Set task: Each entry below must be repeated exactly, with pictures left out.

Excerpted records:

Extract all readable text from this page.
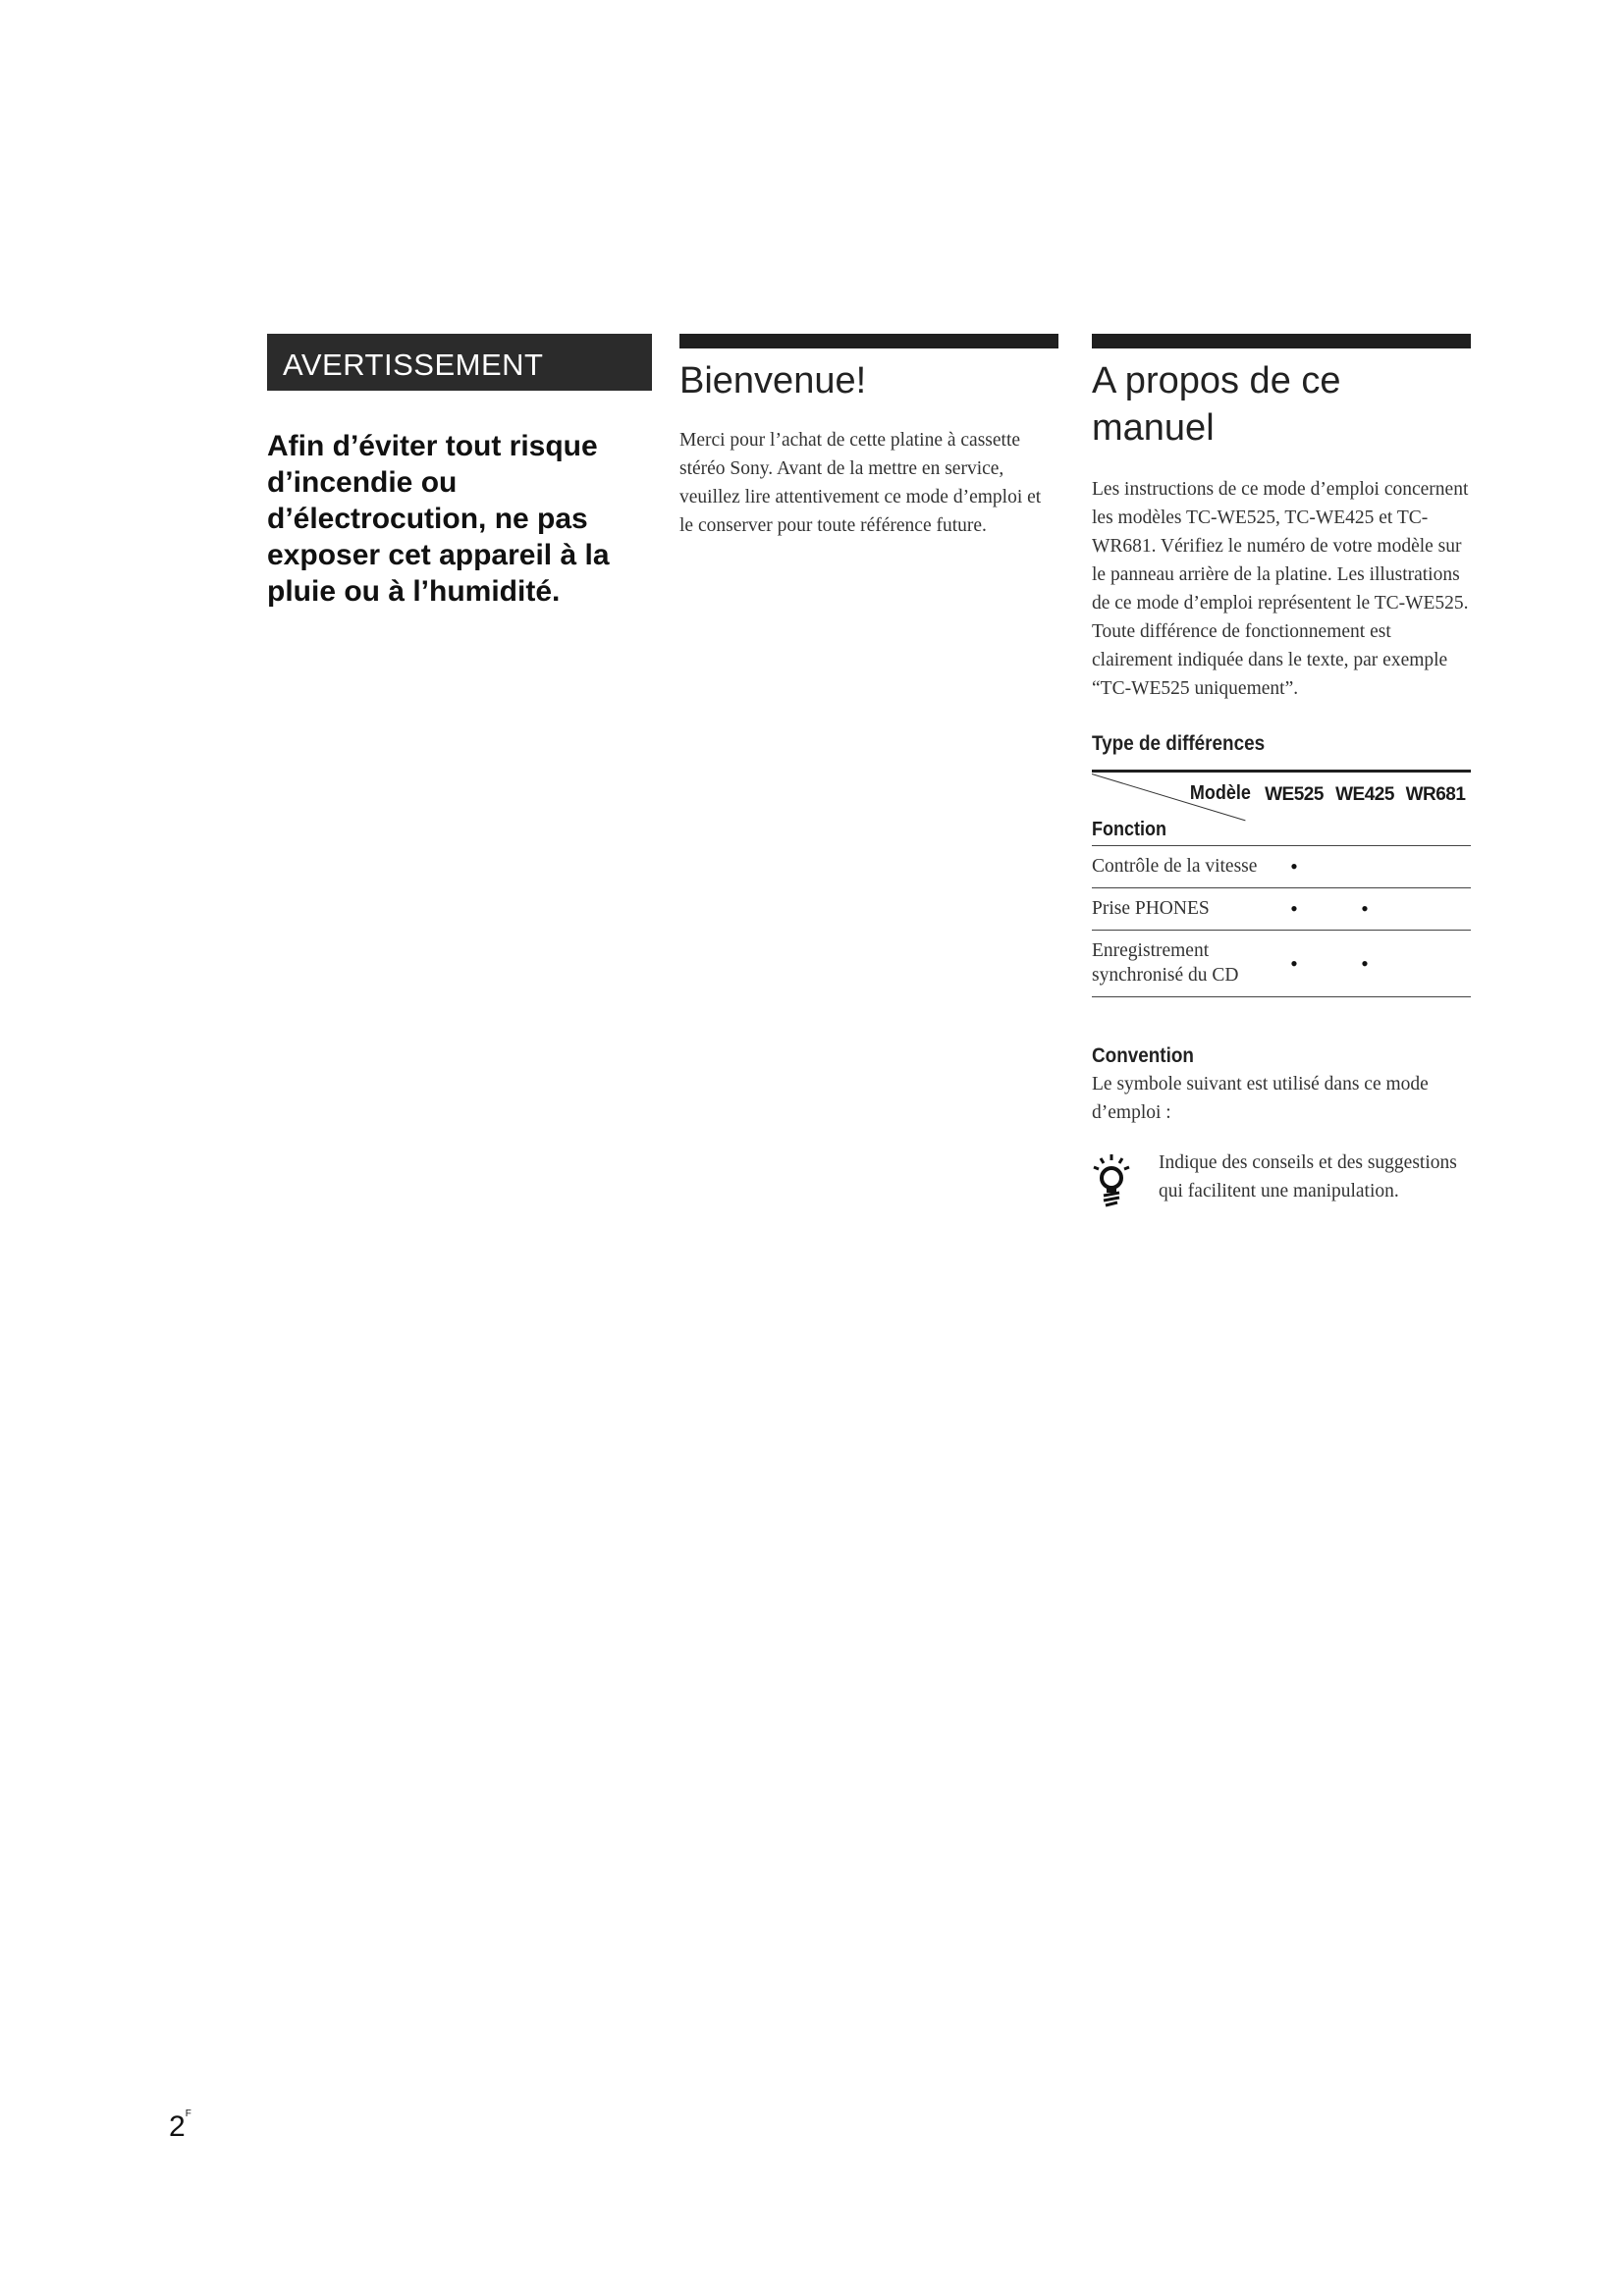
AVERTISSEMENT
Afin d’éviter tout risque d’incendie ou d’électrocution, ne pas exposer cet appareil à la pluie ou à l’humidité.
Bienvenue!
Merci pour l’achat de cette platine à cassette stéréo Sony. Avant de la mettre en service, veuillez lire attentivement ce mode d’emploi et le conserver pour toute référence future.
A propos de ce manuel
Les instructions de ce mode d’emploi concernent les modèles TC-WE525, TC-WE425 et TC-WR681. Vérifiez le numéro de votre modèle sur le panneau arrière de la platine. Les illustrations de ce mode d’emploi représentent le TC-WE525. Toute différence de fonctionnement est clairement indiquée dans le texte, par exemple “TC-WE525 uniquement”.
Type de différences
Modèle
Fonction	WE525	WE425	WR681
Contrôle de la vitesse	•		
Prise PHONES	•	•	
Enregistrement synchronisé du CD	•	•	
Convention
Le symbole suivant est utilisé dans ce mode d’emploi :
Indique des conseils et des suggestions qui facilitent une manipulation.
$2^F$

Correct response:
Extract all readable text from this page.
AVERTISSEMENT
Afin d’éviter tout risque d’incendie ou d’électrocution, ne pas exposer cet appareil à la pluie ou à l’humidité.
Bienvenue!
Merci pour l’achat de cette platine à cassette stéréo Sony. Avant de la mettre en service, veuillez lire attentivement ce mode d’emploi et le conserver pour toute référence future.
A propos de ce manuel
Les instructions de ce mode d’emploi concernent les modèles TC-WE525, TC-WE425 et TC-WR681. Vérifiez le numéro de votre modèle sur le panneau arrière de la platine. Les illustrations de ce mode d’emploi représentent le TC-WE525. Toute différence de fonctionnement est clairement indiquée dans le texte, par exemple “TC-WE525 uniquement”.
Type de différences
Modèle
Fonction	WE525	WE425	WR681
Contrôle de la vitesse	•		
Prise PHONES	•	•	
Enregistrement synchronisé du CD	•	•	
Convention
Le symbole suivant est utilisé dans ce mode d’emploi :
Indique des conseils et des suggestions qui facilitent une manipulation.
$2^F$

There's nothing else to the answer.